**INSTRUCTION**
Without the pictures, copy the entries below word for word.

[Begin MATERIAL FOR THE TASK]

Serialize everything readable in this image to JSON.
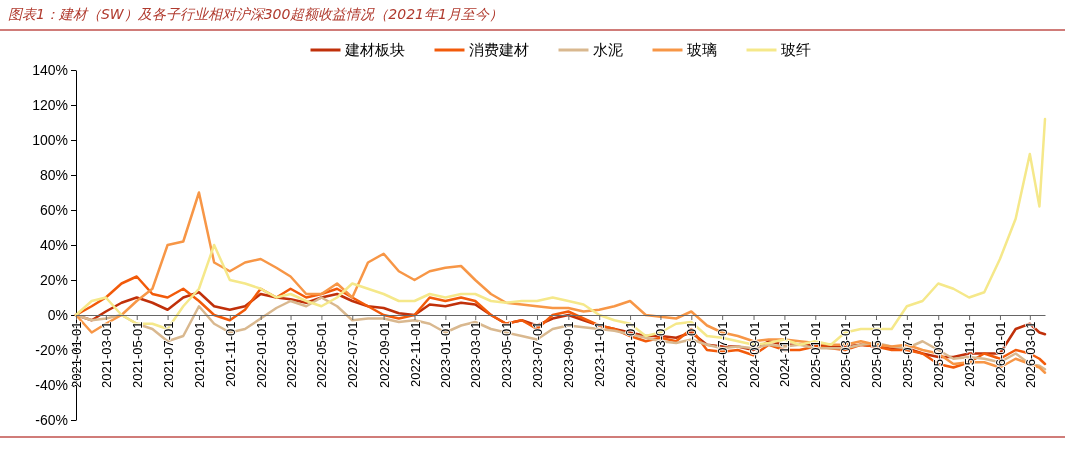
{
  "chart_data": {
    "type": "line",
    "title": "图表1：建材（SW）及各子行业相对沪深300超额收益情况（2021年1月至今）",
    "x": [
      "2021-01-01",
      "2021-02-01",
      "2021-03-01",
      "2021-04-01",
      "2021-05-01",
      "2021-06-01",
      "2021-07-01",
      "2021-08-01",
      "2021-09-01",
      "2021-10-01",
      "2021-11-01",
      "2021-12-01",
      "2022-01-01",
      "2022-02-01",
      "2022-03-01",
      "2022-04-01",
      "2022-05-01",
      "2022-06-01",
      "2022-07-01",
      "2022-08-01",
      "2022-09-01",
      "2022-10-01",
      "2022-11-01",
      "2022-12-01",
      "2023-01-01",
      "2023-02-01",
      "2023-03-01",
      "2023-04-01",
      "2023-05-01",
      "2023-06-01",
      "2023-07-01",
      "2023-08-01",
      "2023-09-01",
      "2023-10-01",
      "2023-11-01",
      "2023-12-01",
      "2024-01-01",
      "2024-02-01",
      "2024-03-01",
      "2024-04-01",
      "2024-05-01",
      "2024-06-01",
      "2024-07-01",
      "2024-08-01",
      "2024-09-01",
      "2024-10-01",
      "2024-11-01",
      "2024-12-01",
      "2025-01-01",
      "2025-02-01",
      "2025-03-01",
      "2025-04-01",
      "2025-05-01",
      "2025-06-01",
      "2025-07-01",
      "2025-08-01",
      "2025-09-01",
      "2025-10-01",
      "2025-11-01",
      "2025-12-01",
      "2026-01-01",
      "2026-02-01",
      "2026-03-01",
      "2026-03-20",
      "2026-03-31"
    ],
    "series": [
      {
        "name": "建材板块",
        "color": "#c0300a",
        "values": [
          0,
          -3,
          2,
          7,
          10,
          7,
          3,
          10,
          13,
          5,
          3,
          5,
          12,
          10,
          9,
          7,
          10,
          12,
          8,
          5,
          4,
          1,
          0,
          6,
          5,
          7,
          6,
          0,
          -5,
          -3,
          -6,
          -2,
          0,
          -3,
          -6,
          -8,
          -10,
          -12,
          -12,
          -13,
          -10,
          -17,
          -18,
          -18,
          -20,
          -15,
          -17,
          -17,
          -17,
          -18,
          -18,
          -17,
          -18,
          -19,
          -19,
          -22,
          -24,
          -24,
          -22,
          -22,
          -22,
          -8,
          -5,
          -10,
          -11
        ]
      },
      {
        "name": "消费建材",
        "color": "#f25a0a",
        "values": [
          0,
          5,
          10,
          18,
          22,
          12,
          10,
          15,
          8,
          0,
          -3,
          3,
          15,
          10,
          15,
          10,
          12,
          15,
          10,
          5,
          0,
          -2,
          0,
          10,
          8,
          10,
          8,
          0,
          -5,
          -3,
          -8,
          0,
          2,
          -2,
          -6,
          -8,
          -12,
          -15,
          -13,
          -15,
          -8,
          -20,
          -21,
          -20,
          -23,
          -17,
          -20,
          -20,
          -18,
          -19,
          -20,
          -17,
          -18,
          -20,
          -20,
          -22,
          -28,
          -30,
          -27,
          -22,
          -25,
          -20,
          -22,
          -25,
          -28
        ]
      },
      {
        "name": "水泥",
        "color": "#d9b88f",
        "values": [
          0,
          -3,
          -2,
          0,
          -5,
          -8,
          -15,
          -12,
          5,
          -5,
          -10,
          -8,
          -2,
          4,
          8,
          5,
          10,
          5,
          -3,
          -2,
          -2,
          -4,
          -3,
          -5,
          -10,
          -6,
          -4,
          -8,
          -10,
          -12,
          -14,
          -8,
          -6,
          -7,
          -8,
          -9,
          -11,
          -13,
          -15,
          -16,
          -14,
          -17,
          -19,
          -18,
          -19,
          -17,
          -18,
          -17,
          -19,
          -19,
          -19,
          -17,
          -16,
          -18,
          -19,
          -15,
          -20,
          -25,
          -24,
          -25,
          -27,
          -22,
          -28,
          -29,
          -31
        ]
      },
      {
        "name": "玻璃",
        "color": "#f79646",
        "values": [
          0,
          -10,
          -5,
          0,
          8,
          15,
          40,
          42,
          70,
          30,
          25,
          30,
          32,
          27,
          22,
          12,
          12,
          18,
          10,
          30,
          35,
          25,
          20,
          25,
          27,
          28,
          20,
          12,
          7,
          6,
          5,
          4,
          4,
          2,
          3,
          5,
          8,
          0,
          -1,
          -2,
          2,
          -6,
          -10,
          -12,
          -15,
          -14,
          -14,
          -15,
          -16,
          -17,
          -17,
          -15,
          -17,
          -18,
          -17,
          -20,
          -22,
          -28,
          -27,
          -27,
          -30,
          -25,
          -28,
          -30,
          -33
        ]
      },
      {
        "name": "玻纤",
        "color": "#f5e88a",
        "values": [
          0,
          8,
          10,
          0,
          -5,
          -5,
          -8,
          5,
          15,
          40,
          20,
          18,
          15,
          10,
          12,
          8,
          5,
          10,
          18,
          15,
          12,
          8,
          8,
          12,
          10,
          12,
          12,
          8,
          7,
          8,
          8,
          10,
          8,
          6,
          0,
          -3,
          -5,
          -12,
          -10,
          -5,
          -4,
          -12,
          -13,
          -15,
          -17,
          -16,
          -14,
          -17,
          -15,
          -17,
          -10,
          -8,
          -8,
          -8,
          5,
          8,
          18,
          15,
          10,
          13,
          32,
          55,
          92,
          62,
          112
        ]
      }
    ],
    "xlim": [
      "2021-01-01",
      "2026-03-31"
    ],
    "xticks": [
      "2021-01-01",
      "2021-03-01",
      "2021-05-01",
      "2021-07-01",
      "2021-09-01",
      "2021-11-01",
      "2022-01-01",
      "2022-03-01",
      "2022-05-01",
      "2022-07-01",
      "2022-09-01",
      "2022-11-01",
      "2023-01-01",
      "2023-03-01",
      "2023-05-01",
      "2023-07-01",
      "2023-09-01",
      "2023-11-01",
      "2024-01-01",
      "2024-03-01",
      "2024-05-01",
      "2024-07-01",
      "2024-09-01",
      "2024-11-01",
      "2025-01-01",
      "2025-03-01",
      "2025-05-01",
      "2025-07-01",
      "2025-09-01",
      "2025-11-01",
      "2026-01-01",
      "2026-03-01"
    ],
    "ylim": [
      -60,
      140
    ],
    "yticks": [
      {
        "value": -60,
        "label": "-60%"
      },
      {
        "value": -40,
        "label": "-40%"
      },
      {
        "value": -20,
        "label": "-20%"
      },
      {
        "value": 0,
        "label": "0%"
      },
      {
        "value": 20,
        "label": "20%"
      },
      {
        "value": 40,
        "label": "40%"
      },
      {
        "value": 60,
        "label": "60%"
      },
      {
        "value": 80,
        "label": "80%"
      },
      {
        "value": 100,
        "label": "100%"
      },
      {
        "value": 120,
        "label": "120%"
      },
      {
        "value": 140,
        "label": "140%"
      }
    ],
    "legend": "top",
    "grid": false,
    "marker": "none",
    "line_style": "solid"
  }
}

[End MATERIAL FOR THE TASK]

**RESPONSE TO THIS EXERCISE**
Serialize everything readable in this image to JSON.
{
  "chart_data": {
    "type": "line",
    "title": "图表1：建材（SW）及各子行业相对沪深300超额收益情况（2021年1月至今）",
    "x": [
      "2021-01-01",
      "2021-02-01",
      "2021-03-01",
      "2021-04-01",
      "2021-05-01",
      "2021-06-01",
      "2021-07-01",
      "2021-08-01",
      "2021-09-01",
      "2021-10-01",
      "2021-11-01",
      "2021-12-01",
      "2022-01-01",
      "2022-02-01",
      "2022-03-01",
      "2022-04-01",
      "2022-05-01",
      "2022-06-01",
      "2022-07-01",
      "2022-08-01",
      "2022-09-01",
      "2022-10-01",
      "2022-11-01",
      "2022-12-01",
      "2023-01-01",
      "2023-02-01",
      "2023-03-01",
      "2023-04-01",
      "2023-05-01",
      "2023-06-01",
      "2023-07-01",
      "2023-08-01",
      "2023-09-01",
      "2023-10-01",
      "2023-11-01",
      "2023-12-01",
      "2024-01-01",
      "2024-02-01",
      "2024-03-01",
      "2024-04-01",
      "2024-05-01",
      "2024-06-01",
      "2024-07-01",
      "2024-08-01",
      "2024-09-01",
      "2024-10-01",
      "2024-11-01",
      "2024-12-01",
      "2025-01-01",
      "2025-02-01",
      "2025-03-01",
      "2025-04-01",
      "2025-05-01",
      "2025-06-01",
      "2025-07-01",
      "2025-08-01",
      "2025-09-01",
      "2025-10-01",
      "2025-11-01",
      "2025-12-01",
      "2026-01-01",
      "2026-02-01",
      "2026-03-01",
      "2026-03-20",
      "2026-03-31"
    ],
    "series": [
      {
        "name": "建材板块",
        "color": "#c0300a",
        "values": [
          0,
          -3,
          2,
          7,
          10,
          7,
          3,
          10,
          13,
          5,
          3,
          5,
          12,
          10,
          9,
          7,
          10,
          12,
          8,
          5,
          4,
          1,
          0,
          6,
          5,
          7,
          6,
          0,
          -5,
          -3,
          -6,
          -2,
          0,
          -3,
          -6,
          -8,
          -10,
          -12,
          -12,
          -13,
          -10,
          -17,
          -18,
          -18,
          -20,
          -15,
          -17,
          -17,
          -17,
          -18,
          -18,
          -17,
          -18,
          -19,
          -19,
          -22,
          -24,
          -24,
          -22,
          -22,
          -22,
          -8,
          -5,
          -10,
          -11
        ]
      },
      {
        "name": "消费建材",
        "color": "#f25a0a",
        "values": [
          0,
          5,
          10,
          18,
          22,
          12,
          10,
          15,
          8,
          0,
          -3,
          3,
          15,
          10,
          15,
          10,
          12,
          15,
          10,
          5,
          0,
          -2,
          0,
          10,
          8,
          10,
          8,
          0,
          -5,
          -3,
          -8,
          0,
          2,
          -2,
          -6,
          -8,
          -12,
          -15,
          -13,
          -15,
          -8,
          -20,
          -21,
          -20,
          -23,
          -17,
          -20,
          -20,
          -18,
          -19,
          -20,
          -17,
          -18,
          -20,
          -20,
          -22,
          -28,
          -30,
          -27,
          -22,
          -25,
          -20,
          -22,
          -25,
          -28
        ]
      },
      {
        "name": "水泥",
        "color": "#d9b88f",
        "values": [
          0,
          -3,
          -2,
          0,
          -5,
          -8,
          -15,
          -12,
          5,
          -5,
          -10,
          -8,
          -2,
          4,
          8,
          5,
          10,
          5,
          -3,
          -2,
          -2,
          -4,
          -3,
          -5,
          -10,
          -6,
          -4,
          -8,
          -10,
          -12,
          -14,
          -8,
          -6,
          -7,
          -8,
          -9,
          -11,
          -13,
          -15,
          -16,
          -14,
          -17,
          -19,
          -18,
          -19,
          -17,
          -18,
          -17,
          -19,
          -19,
          -19,
          -17,
          -16,
          -18,
          -19,
          -15,
          -20,
          -25,
          -24,
          -25,
          -27,
          -22,
          -28,
          -29,
          -31
        ]
      },
      {
        "name": "玻璃",
        "color": "#f79646",
        "values": [
          0,
          -10,
          -5,
          0,
          8,
          15,
          40,
          42,
          70,
          30,
          25,
          30,
          32,
          27,
          22,
          12,
          12,
          18,
          10,
          30,
          35,
          25,
          20,
          25,
          27,
          28,
          20,
          12,
          7,
          6,
          5,
          4,
          4,
          2,
          3,
          5,
          8,
          0,
          -1,
          -2,
          2,
          -6,
          -10,
          -12,
          -15,
          -14,
          -14,
          -15,
          -16,
          -17,
          -17,
          -15,
          -17,
          -18,
          -17,
          -20,
          -22,
          -28,
          -27,
          -27,
          -30,
          -25,
          -28,
          -30,
          -33
        ]
      },
      {
        "name": "玻纤",
        "color": "#f5e88a",
        "values": [
          0,
          8,
          10,
          0,
          -5,
          -5,
          -8,
          5,
          15,
          40,
          20,
          18,
          15,
          10,
          12,
          8,
          5,
          10,
          18,
          15,
          12,
          8,
          8,
          12,
          10,
          12,
          12,
          8,
          7,
          8,
          8,
          10,
          8,
          6,
          0,
          -3,
          -5,
          -12,
          -10,
          -5,
          -4,
          -12,
          -13,
          -15,
          -17,
          -16,
          -14,
          -17,
          -15,
          -17,
          -10,
          -8,
          -8,
          -8,
          5,
          8,
          18,
          15,
          10,
          13,
          32,
          55,
          92,
          62,
          112
        ]
      }
    ],
    "xlim": [
      "2021-01-01",
      "2026-03-31"
    ],
    "xticks": [
      "2021-01-01",
      "2021-03-01",
      "2021-05-01",
      "2021-07-01",
      "2021-09-01",
      "2021-11-01",
      "2022-01-01",
      "2022-03-01",
      "2022-05-01",
      "2022-07-01",
      "2022-09-01",
      "2022-11-01",
      "2023-01-01",
      "2023-03-01",
      "2023-05-01",
      "2023-07-01",
      "2023-09-01",
      "2023-11-01",
      "2024-01-01",
      "2024-03-01",
      "2024-05-01",
      "2024-07-01",
      "2024-09-01",
      "2024-11-01",
      "2025-01-01",
      "2025-03-01",
      "2025-05-01",
      "2025-07-01",
      "2025-09-01",
      "2025-11-01",
      "2026-01-01",
      "2026-03-01"
    ],
    "ylim": [
      -60,
      140
    ],
    "yticks": [
      {
        "value": -60,
        "label": "-60%"
      },
      {
        "value": -40,
        "label": "-40%"
      },
      {
        "value": -20,
        "label": "-20%"
      },
      {
        "value": 0,
        "label": "0%"
      },
      {
        "value": 20,
        "label": "20%"
      },
      {
        "value": 40,
        "label": "40%"
      },
      {
        "value": 60,
        "label": "60%"
      },
      {
        "value": 80,
        "label": "80%"
      },
      {
        "value": 100,
        "label": "100%"
      },
      {
        "value": 120,
        "label": "120%"
      },
      {
        "value": 140,
        "label": "140%"
      }
    ],
    "legend": "top",
    "grid": false,
    "marker": "none",
    "line_style": "solid"
  }
}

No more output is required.